YOUR OBJECTIVE:
Without the pictures, write out all the lines below exactly as they appear.

MATERIAL PROVIDED:
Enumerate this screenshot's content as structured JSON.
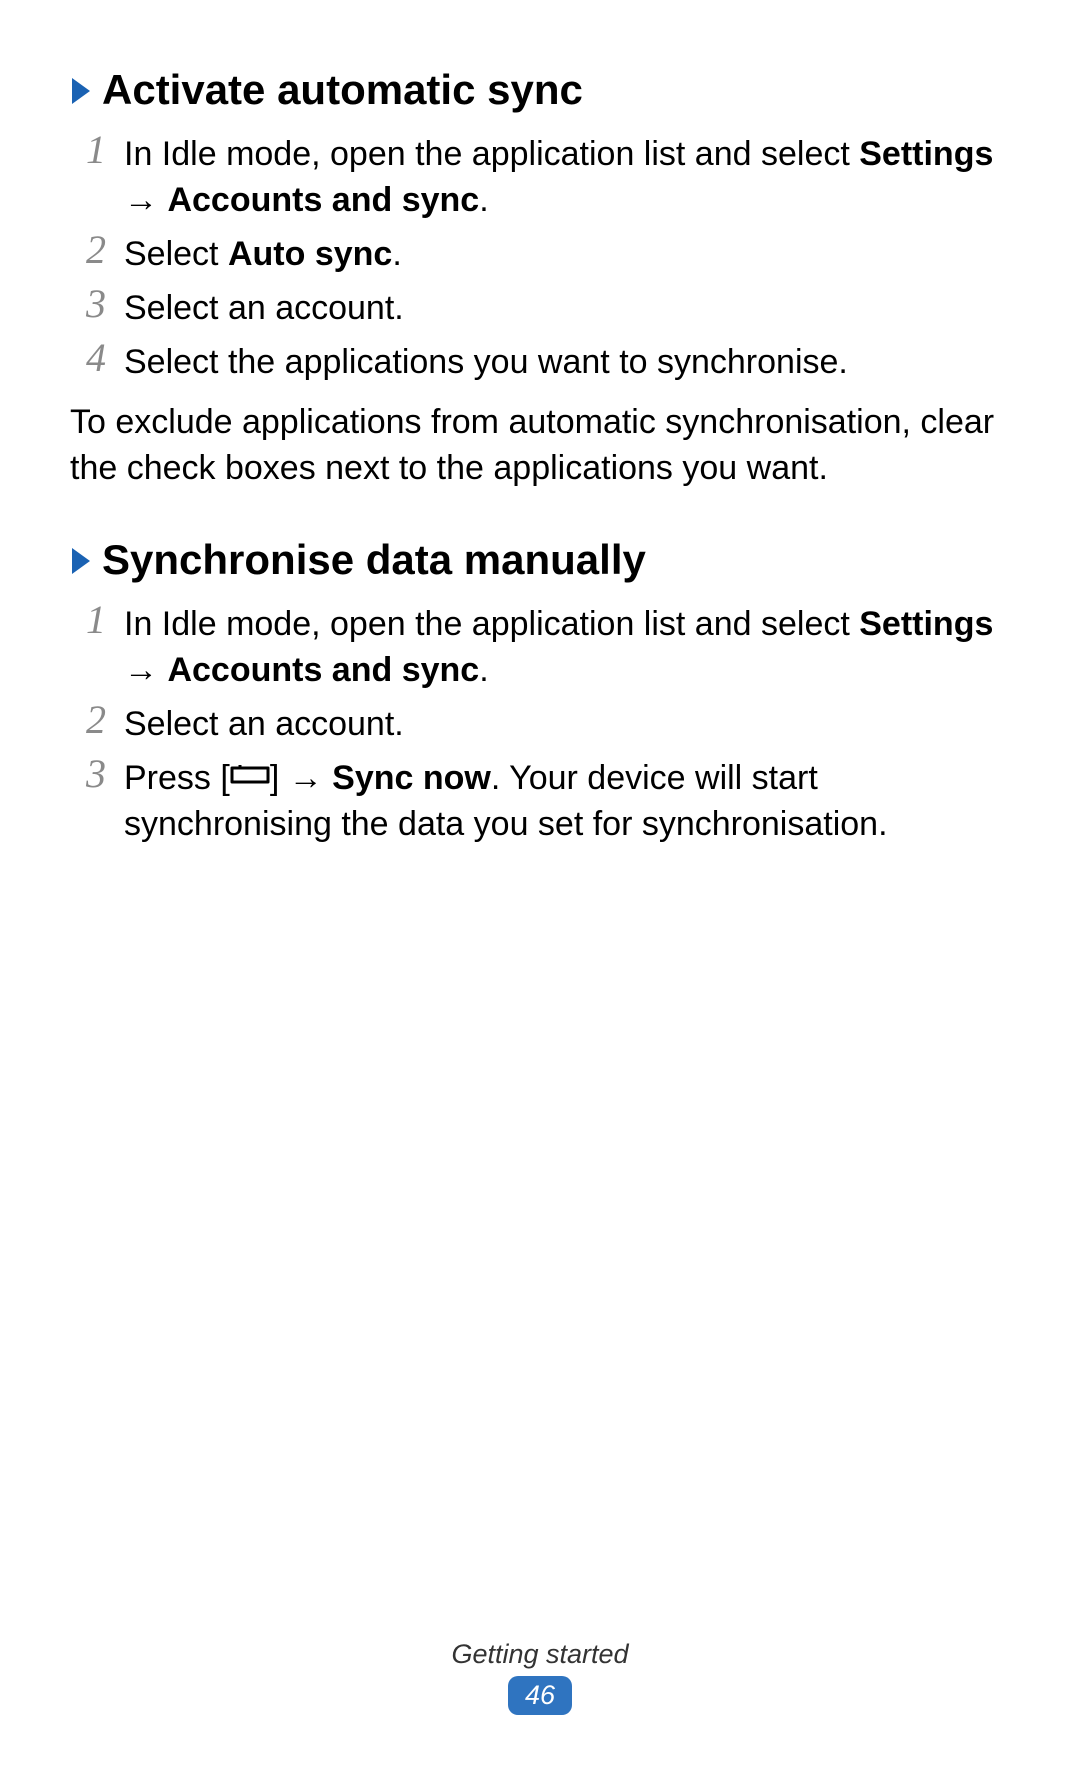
{
  "section1": {
    "title": "Activate automatic sync",
    "steps": [
      {
        "num": "1",
        "pre": "In Idle mode, open the application list and select ",
        "b1": "Settings",
        "mid": " → ",
        "b2": "Accounts and sync",
        "post": "."
      },
      {
        "num": "2",
        "pre": "Select ",
        "b1": "Auto sync",
        "post": "."
      },
      {
        "num": "3",
        "pre": "Select an account."
      },
      {
        "num": "4",
        "pre": "Select the applications you want to synchronise."
      }
    ],
    "note": "To exclude applications from automatic synchronisation, clear the check boxes next to the applications you want."
  },
  "section2": {
    "title": "Synchronise data manually",
    "steps": [
      {
        "num": "1",
        "pre": "In Idle mode, open the application list and select ",
        "b1": "Settings",
        "mid": " → ",
        "b2": "Accounts and sync",
        "post": "."
      },
      {
        "num": "2",
        "pre": "Select an account."
      },
      {
        "num": "3",
        "pre": "Press [",
        "iconAfterPre": true,
        "mid": "] → ",
        "b1": "Sync now",
        "post": ". Your device will start synchronising the data you set for synchronisation."
      }
    ]
  },
  "footer": {
    "label": "Getting started",
    "page": "46"
  },
  "icons": {
    "menu_label": "menu-icon"
  }
}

TASK RESULT:
Enumerate this screenshot's content as structured JSON.
{
  "section1": {
    "title": "Activate automatic sync",
    "steps": [
      {
        "num": "1",
        "pre": "In Idle mode, open the application list and select ",
        "b1": "Settings",
        "mid": " → ",
        "b2": "Accounts and sync",
        "post": "."
      },
      {
        "num": "2",
        "pre": "Select ",
        "b1": "Auto sync",
        "post": "."
      },
      {
        "num": "3",
        "pre": "Select an account."
      },
      {
        "num": "4",
        "pre": "Select the applications you want to synchronise."
      }
    ],
    "note": "To exclude applications from automatic synchronisation, clear the check boxes next to the applications you want."
  },
  "section2": {
    "title": "Synchronise data manually",
    "steps": [
      {
        "num": "1",
        "pre": "In Idle mode, open the application list and select ",
        "b1": "Settings",
        "mid": " → ",
        "b2": "Accounts and sync",
        "post": "."
      },
      {
        "num": "2",
        "pre": "Select an account."
      },
      {
        "num": "3",
        "pre": "Press [",
        "iconAfterPre": true,
        "mid": "] → ",
        "b1": "Sync now",
        "post": ". Your device will start synchronising the data you set for synchronisation."
      }
    ]
  },
  "footer": {
    "label": "Getting started",
    "page": "46"
  },
  "icons": {
    "menu_label": "menu-icon"
  }
}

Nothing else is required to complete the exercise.